— START DATASET ROWS —

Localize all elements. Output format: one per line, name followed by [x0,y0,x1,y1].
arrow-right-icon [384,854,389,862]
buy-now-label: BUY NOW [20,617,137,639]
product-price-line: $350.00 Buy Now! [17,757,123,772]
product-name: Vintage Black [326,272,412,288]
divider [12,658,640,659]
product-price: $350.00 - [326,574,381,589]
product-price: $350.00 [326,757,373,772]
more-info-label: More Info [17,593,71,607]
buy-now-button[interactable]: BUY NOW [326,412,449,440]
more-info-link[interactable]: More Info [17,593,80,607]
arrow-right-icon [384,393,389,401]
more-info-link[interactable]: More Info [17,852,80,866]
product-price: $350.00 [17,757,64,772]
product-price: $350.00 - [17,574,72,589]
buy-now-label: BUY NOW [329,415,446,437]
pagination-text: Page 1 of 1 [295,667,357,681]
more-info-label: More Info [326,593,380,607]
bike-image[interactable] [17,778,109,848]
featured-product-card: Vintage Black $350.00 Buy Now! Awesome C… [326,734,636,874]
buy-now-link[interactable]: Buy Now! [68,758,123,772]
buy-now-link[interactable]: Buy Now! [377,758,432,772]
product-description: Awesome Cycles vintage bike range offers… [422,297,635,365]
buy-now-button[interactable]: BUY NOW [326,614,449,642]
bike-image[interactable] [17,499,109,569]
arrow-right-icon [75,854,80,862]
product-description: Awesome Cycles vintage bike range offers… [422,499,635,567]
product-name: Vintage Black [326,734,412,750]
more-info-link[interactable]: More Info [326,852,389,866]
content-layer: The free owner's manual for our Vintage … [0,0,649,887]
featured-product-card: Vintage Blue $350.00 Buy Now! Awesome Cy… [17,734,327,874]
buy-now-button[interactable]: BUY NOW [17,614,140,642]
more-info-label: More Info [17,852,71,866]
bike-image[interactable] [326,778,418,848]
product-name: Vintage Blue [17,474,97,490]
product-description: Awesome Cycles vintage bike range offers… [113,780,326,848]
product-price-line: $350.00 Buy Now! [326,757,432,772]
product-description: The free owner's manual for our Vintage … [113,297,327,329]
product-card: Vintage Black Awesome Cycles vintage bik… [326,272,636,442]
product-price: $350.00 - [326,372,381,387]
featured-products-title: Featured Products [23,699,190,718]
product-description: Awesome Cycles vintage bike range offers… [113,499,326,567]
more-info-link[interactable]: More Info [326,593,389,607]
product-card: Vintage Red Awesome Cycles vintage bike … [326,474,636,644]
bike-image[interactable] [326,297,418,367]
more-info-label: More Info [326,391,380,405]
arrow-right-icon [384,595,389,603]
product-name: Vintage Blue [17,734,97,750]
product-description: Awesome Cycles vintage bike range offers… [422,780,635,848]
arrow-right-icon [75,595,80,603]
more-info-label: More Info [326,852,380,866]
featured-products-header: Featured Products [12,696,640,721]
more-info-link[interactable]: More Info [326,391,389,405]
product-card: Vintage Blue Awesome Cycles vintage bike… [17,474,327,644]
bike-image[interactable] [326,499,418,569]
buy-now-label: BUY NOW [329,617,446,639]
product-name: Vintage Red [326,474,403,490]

— END DATASET ROWS —

§ **EXERCISE PROMPT**
Return every line above verbatim, from the first to the last, without changing any of them.

§ **COMPLETE RESPONSE**
Localize all elements. Output format: one per line, name followed by [x0,y0,x1,y1].
arrow-right-icon [384,854,389,862]
buy-now-label: BUY NOW [20,617,137,639]
product-price-line: $350.00 Buy Now! [17,757,123,772]
product-name: Vintage Black [326,272,412,288]
divider [12,658,640,659]
product-price: $350.00 - [326,574,381,589]
product-price: $350.00 [326,757,373,772]
more-info-label: More Info [17,593,71,607]
buy-now-button[interactable]: BUY NOW [326,412,449,440]
more-info-link[interactable]: More Info [17,593,80,607]
arrow-right-icon [384,393,389,401]
more-info-link[interactable]: More Info [17,852,80,866]
product-price: $350.00 [17,757,64,772]
product-price: $350.00 - [17,574,72,589]
buy-now-label: BUY NOW [329,415,446,437]
pagination-text: Page 1 of 1 [295,667,357,681]
more-info-label: More Info [326,593,380,607]
bike-image[interactable] [17,778,109,848]
featured-product-card: Vintage Black $350.00 Buy Now! Awesome C… [326,734,636,874]
buy-now-link[interactable]: Buy Now! [68,758,123,772]
buy-now-link[interactable]: Buy Now! [377,758,432,772]
product-description: Awesome Cycles vintage bike range offers… [422,297,635,365]
buy-now-button[interactable]: BUY NOW [326,614,449,642]
bike-image[interactable] [17,499,109,569]
arrow-right-icon [75,854,80,862]
product-description: Awesome Cycles vintage bike range offers… [422,499,635,567]
product-name: Vintage Black [326,734,412,750]
more-info-link[interactable]: More Info [326,852,389,866]
content-layer: The free owner's manual for our Vintage … [0,0,649,887]
featured-product-card: Vintage Blue $350.00 Buy Now! Awesome Cy… [17,734,327,874]
buy-now-button[interactable]: BUY NOW [17,614,140,642]
more-info-label: More Info [17,852,71,866]
bike-image[interactable] [326,778,418,848]
product-name: Vintage Blue [17,474,97,490]
product-description: Awesome Cycles vintage bike range offers… [113,780,326,848]
product-price-line: $350.00 Buy Now! [326,757,432,772]
product-description: The free owner's manual for our Vintage … [113,297,327,329]
product-card: Vintage Black Awesome Cycles vintage bik… [326,272,636,442]
product-price: $350.00 - [326,372,381,387]
featured-products-title: Featured Products [23,699,190,718]
product-description: Awesome Cycles vintage bike range offers… [113,499,326,567]
more-info-link[interactable]: More Info [326,593,389,607]
product-card: Vintage Red Awesome Cycles vintage bike … [326,474,636,644]
bike-image[interactable] [326,297,418,367]
more-info-label: More Info [326,391,380,405]
arrow-right-icon [384,595,389,603]
product-name: Vintage Blue [17,734,97,750]
product-description: Awesome Cycles vintage bike range offers… [422,780,635,848]
arrow-right-icon [75,595,80,603]
more-info-label: More Info [326,852,380,866]
featured-products-header: Featured Products [12,696,640,721]
more-info-link[interactable]: More Info [326,391,389,405]
product-card: Vintage Blue Awesome Cycles vintage bike… [17,474,327,644]
bike-image[interactable] [326,499,418,569]
buy-now-label: BUY NOW [329,617,446,639]
product-name: Vintage Red [326,474,403,490]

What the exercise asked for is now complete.